Data records
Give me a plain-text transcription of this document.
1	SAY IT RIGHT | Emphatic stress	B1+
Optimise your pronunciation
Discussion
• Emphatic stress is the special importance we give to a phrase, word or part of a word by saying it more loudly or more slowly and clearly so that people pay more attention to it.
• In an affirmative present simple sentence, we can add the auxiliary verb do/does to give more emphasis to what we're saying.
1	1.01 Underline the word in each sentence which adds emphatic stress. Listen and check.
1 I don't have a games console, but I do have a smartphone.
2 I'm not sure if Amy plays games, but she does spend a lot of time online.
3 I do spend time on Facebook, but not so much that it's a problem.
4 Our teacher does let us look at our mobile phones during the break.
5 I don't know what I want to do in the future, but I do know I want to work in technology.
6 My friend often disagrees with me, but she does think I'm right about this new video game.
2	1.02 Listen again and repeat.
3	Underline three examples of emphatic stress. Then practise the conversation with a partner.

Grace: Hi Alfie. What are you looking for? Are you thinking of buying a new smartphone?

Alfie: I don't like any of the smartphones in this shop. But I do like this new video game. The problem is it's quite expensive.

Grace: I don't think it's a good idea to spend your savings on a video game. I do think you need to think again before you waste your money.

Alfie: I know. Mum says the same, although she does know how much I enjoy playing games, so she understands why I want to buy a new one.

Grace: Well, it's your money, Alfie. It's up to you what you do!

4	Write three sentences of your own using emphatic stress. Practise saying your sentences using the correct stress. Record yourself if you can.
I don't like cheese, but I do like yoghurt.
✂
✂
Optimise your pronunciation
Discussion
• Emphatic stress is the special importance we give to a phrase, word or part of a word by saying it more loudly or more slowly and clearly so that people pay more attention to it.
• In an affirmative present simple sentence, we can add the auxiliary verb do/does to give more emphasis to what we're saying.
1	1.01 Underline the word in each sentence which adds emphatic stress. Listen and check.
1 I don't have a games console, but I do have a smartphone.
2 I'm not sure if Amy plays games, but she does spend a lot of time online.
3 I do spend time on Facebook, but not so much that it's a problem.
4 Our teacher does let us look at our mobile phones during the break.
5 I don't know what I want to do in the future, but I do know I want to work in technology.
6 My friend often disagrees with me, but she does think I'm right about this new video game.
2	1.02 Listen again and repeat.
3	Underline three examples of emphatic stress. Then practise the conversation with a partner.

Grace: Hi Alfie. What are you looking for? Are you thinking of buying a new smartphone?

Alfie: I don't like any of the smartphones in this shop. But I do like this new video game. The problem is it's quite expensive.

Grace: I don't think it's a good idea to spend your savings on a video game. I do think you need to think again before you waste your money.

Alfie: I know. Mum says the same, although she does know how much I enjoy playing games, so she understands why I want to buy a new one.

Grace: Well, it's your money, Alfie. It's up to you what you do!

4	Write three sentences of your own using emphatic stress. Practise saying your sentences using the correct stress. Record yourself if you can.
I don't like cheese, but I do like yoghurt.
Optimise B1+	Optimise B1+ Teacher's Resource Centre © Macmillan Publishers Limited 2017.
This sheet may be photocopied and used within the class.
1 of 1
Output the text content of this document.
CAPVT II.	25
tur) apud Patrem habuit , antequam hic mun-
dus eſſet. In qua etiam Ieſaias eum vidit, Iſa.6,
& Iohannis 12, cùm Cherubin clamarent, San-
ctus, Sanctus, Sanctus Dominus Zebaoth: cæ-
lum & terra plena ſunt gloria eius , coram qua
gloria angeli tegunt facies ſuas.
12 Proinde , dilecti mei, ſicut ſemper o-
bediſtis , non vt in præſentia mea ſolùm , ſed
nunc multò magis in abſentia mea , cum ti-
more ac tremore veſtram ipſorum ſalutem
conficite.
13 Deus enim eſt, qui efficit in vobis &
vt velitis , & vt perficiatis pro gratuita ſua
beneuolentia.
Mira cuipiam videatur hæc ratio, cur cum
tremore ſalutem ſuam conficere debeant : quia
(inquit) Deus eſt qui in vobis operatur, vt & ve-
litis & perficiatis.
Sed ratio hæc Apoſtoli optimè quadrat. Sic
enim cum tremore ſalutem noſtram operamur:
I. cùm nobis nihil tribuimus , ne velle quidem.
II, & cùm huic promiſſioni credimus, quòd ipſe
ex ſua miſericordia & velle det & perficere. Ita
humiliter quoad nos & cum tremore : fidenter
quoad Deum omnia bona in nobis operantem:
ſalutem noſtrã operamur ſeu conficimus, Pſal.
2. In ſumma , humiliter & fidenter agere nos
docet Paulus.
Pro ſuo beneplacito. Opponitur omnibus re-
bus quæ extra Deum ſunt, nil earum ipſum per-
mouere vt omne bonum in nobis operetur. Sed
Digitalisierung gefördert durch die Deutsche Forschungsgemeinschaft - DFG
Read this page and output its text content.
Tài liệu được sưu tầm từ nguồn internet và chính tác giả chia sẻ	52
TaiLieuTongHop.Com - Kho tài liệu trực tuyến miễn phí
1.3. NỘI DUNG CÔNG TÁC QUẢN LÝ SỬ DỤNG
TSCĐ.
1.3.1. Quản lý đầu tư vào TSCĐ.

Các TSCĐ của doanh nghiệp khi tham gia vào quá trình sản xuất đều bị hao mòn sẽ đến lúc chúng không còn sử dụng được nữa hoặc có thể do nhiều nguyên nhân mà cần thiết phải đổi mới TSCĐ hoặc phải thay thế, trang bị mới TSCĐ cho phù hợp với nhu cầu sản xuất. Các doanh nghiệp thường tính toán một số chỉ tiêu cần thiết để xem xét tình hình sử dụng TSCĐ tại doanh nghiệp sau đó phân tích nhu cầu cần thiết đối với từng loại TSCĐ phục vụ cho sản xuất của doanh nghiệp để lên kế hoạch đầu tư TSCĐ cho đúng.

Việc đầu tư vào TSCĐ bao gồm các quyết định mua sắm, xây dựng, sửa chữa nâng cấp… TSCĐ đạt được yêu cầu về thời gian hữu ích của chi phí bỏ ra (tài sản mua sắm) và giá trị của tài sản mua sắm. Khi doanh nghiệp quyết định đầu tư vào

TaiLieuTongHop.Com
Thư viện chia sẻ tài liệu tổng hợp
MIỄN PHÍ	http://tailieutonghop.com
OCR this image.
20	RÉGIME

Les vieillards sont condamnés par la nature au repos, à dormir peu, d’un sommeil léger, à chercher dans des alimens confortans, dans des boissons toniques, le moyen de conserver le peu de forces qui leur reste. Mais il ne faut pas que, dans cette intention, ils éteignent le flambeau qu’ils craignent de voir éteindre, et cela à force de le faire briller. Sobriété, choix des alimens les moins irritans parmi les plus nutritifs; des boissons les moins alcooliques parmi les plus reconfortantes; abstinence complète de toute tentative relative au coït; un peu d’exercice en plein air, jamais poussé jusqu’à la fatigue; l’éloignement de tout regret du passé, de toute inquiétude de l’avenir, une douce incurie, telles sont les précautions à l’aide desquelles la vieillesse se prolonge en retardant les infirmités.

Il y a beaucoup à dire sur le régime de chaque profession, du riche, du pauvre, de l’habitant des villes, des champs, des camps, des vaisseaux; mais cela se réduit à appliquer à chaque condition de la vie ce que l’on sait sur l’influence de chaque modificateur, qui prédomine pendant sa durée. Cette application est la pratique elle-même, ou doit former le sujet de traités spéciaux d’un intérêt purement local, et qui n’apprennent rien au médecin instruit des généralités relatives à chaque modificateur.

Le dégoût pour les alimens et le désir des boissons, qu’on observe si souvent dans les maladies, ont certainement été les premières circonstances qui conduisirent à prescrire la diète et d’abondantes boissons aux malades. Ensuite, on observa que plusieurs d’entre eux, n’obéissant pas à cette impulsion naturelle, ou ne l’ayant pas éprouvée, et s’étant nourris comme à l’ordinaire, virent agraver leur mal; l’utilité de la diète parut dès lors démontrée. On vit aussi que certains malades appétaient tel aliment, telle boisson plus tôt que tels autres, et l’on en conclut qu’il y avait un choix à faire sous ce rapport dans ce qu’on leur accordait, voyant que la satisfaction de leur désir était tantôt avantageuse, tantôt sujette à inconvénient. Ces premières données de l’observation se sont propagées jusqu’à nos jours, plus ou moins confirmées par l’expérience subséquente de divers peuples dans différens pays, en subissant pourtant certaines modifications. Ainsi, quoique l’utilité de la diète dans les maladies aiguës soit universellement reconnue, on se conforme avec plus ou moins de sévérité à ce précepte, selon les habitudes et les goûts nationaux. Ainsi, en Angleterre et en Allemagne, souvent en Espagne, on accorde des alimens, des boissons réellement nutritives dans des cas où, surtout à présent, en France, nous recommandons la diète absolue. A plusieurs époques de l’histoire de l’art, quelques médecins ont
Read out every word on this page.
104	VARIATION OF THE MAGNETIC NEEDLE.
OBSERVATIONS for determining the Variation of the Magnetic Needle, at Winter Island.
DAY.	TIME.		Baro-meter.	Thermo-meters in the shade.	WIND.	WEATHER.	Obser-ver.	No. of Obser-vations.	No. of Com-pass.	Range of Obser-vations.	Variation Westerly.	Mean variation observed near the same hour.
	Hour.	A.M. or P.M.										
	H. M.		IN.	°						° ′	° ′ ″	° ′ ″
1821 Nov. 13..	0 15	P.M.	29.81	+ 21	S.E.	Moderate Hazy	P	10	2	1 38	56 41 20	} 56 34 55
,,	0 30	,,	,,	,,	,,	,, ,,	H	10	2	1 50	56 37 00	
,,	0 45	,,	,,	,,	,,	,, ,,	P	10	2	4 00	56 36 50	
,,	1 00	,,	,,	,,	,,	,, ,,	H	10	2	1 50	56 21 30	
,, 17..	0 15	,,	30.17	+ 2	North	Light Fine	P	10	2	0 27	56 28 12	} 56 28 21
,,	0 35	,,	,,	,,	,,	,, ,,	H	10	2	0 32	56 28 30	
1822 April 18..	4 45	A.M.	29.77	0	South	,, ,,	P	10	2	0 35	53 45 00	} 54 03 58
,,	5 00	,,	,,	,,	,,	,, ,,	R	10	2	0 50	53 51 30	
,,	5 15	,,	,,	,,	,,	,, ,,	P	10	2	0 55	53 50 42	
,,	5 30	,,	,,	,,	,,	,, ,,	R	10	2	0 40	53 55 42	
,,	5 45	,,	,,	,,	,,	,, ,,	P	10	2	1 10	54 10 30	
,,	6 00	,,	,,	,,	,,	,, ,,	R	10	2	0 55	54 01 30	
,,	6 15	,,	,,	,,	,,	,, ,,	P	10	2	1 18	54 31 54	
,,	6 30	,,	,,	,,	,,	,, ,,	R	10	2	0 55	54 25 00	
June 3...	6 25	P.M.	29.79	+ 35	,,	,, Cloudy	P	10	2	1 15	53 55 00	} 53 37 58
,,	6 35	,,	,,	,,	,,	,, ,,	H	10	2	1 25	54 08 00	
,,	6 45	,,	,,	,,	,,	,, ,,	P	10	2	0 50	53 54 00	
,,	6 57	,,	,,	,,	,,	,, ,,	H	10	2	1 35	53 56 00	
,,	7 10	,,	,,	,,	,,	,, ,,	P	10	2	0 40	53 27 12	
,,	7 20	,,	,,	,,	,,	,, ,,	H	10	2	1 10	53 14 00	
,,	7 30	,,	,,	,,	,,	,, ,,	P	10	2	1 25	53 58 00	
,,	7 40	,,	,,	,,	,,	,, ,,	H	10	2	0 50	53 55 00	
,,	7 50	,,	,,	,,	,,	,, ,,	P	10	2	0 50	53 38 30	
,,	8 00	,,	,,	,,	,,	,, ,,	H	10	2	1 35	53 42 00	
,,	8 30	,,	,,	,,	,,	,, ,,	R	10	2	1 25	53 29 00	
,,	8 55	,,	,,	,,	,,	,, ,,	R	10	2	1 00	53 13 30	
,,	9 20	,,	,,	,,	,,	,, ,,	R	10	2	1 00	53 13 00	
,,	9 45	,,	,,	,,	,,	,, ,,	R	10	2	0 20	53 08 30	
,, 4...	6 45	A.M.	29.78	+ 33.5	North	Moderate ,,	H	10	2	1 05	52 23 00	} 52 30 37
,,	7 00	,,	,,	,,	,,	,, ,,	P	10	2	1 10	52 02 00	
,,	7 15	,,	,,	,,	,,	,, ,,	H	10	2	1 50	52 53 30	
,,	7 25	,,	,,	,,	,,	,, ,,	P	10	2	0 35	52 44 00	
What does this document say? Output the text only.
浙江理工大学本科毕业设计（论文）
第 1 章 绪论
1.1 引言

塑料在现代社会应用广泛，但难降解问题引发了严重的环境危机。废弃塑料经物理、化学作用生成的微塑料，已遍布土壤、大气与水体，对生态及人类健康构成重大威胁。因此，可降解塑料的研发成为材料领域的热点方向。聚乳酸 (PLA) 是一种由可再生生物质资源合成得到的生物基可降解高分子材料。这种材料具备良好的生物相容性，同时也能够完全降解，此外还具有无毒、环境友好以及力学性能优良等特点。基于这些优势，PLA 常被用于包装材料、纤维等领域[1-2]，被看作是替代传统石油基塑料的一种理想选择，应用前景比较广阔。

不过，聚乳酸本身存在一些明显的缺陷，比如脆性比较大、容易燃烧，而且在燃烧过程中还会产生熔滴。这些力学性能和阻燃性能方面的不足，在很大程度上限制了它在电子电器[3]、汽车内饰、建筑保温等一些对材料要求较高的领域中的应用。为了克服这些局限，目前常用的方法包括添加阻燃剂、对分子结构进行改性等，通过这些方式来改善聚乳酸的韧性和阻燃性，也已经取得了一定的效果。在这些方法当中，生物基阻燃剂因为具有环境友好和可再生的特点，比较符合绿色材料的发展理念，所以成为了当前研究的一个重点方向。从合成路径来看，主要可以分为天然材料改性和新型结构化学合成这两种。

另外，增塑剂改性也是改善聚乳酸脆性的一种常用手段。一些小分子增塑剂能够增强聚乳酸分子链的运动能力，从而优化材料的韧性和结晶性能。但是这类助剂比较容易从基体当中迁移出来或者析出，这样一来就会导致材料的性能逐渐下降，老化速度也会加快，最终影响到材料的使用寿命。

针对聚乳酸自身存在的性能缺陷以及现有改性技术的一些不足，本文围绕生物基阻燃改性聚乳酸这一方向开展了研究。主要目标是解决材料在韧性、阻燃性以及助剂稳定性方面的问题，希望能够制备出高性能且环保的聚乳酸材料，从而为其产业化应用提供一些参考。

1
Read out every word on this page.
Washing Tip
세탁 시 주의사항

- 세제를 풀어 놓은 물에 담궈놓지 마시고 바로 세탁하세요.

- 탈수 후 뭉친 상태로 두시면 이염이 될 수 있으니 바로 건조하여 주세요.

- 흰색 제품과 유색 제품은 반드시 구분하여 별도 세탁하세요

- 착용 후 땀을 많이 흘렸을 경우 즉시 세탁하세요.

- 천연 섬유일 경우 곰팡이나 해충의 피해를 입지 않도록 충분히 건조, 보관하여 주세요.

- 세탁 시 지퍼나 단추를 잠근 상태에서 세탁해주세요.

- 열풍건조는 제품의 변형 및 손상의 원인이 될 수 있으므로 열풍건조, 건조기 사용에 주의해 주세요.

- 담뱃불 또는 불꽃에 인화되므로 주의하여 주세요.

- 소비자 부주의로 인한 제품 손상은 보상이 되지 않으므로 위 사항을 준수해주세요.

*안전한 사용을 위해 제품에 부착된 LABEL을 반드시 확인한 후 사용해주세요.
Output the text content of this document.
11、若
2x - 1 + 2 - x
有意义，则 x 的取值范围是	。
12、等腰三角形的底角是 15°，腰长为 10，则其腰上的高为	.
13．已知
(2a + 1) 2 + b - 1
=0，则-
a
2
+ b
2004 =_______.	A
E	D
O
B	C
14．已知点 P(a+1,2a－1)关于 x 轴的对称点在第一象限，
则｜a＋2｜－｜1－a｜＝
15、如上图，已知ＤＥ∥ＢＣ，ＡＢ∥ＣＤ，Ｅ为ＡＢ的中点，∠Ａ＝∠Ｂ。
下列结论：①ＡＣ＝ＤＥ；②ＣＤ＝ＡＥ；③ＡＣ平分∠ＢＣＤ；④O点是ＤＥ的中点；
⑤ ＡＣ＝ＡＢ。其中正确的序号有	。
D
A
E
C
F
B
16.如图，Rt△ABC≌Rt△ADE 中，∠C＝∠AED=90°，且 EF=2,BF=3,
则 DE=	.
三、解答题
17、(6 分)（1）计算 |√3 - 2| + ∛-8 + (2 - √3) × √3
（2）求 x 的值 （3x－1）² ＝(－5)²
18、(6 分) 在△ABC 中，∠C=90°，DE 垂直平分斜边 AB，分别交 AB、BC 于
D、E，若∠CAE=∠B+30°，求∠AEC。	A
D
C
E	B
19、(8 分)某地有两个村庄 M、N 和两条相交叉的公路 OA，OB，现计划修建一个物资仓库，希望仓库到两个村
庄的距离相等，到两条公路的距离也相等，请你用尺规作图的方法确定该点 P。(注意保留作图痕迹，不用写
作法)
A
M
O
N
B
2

**Challenge**
Only lines holding the string "Deum" are wanted; gather each one from the entries above.

**Solution for this problem**
quoad Deum omnia bona in nobis operantem:
bus quæ extra Deum ſunt, nil earum ipſum per-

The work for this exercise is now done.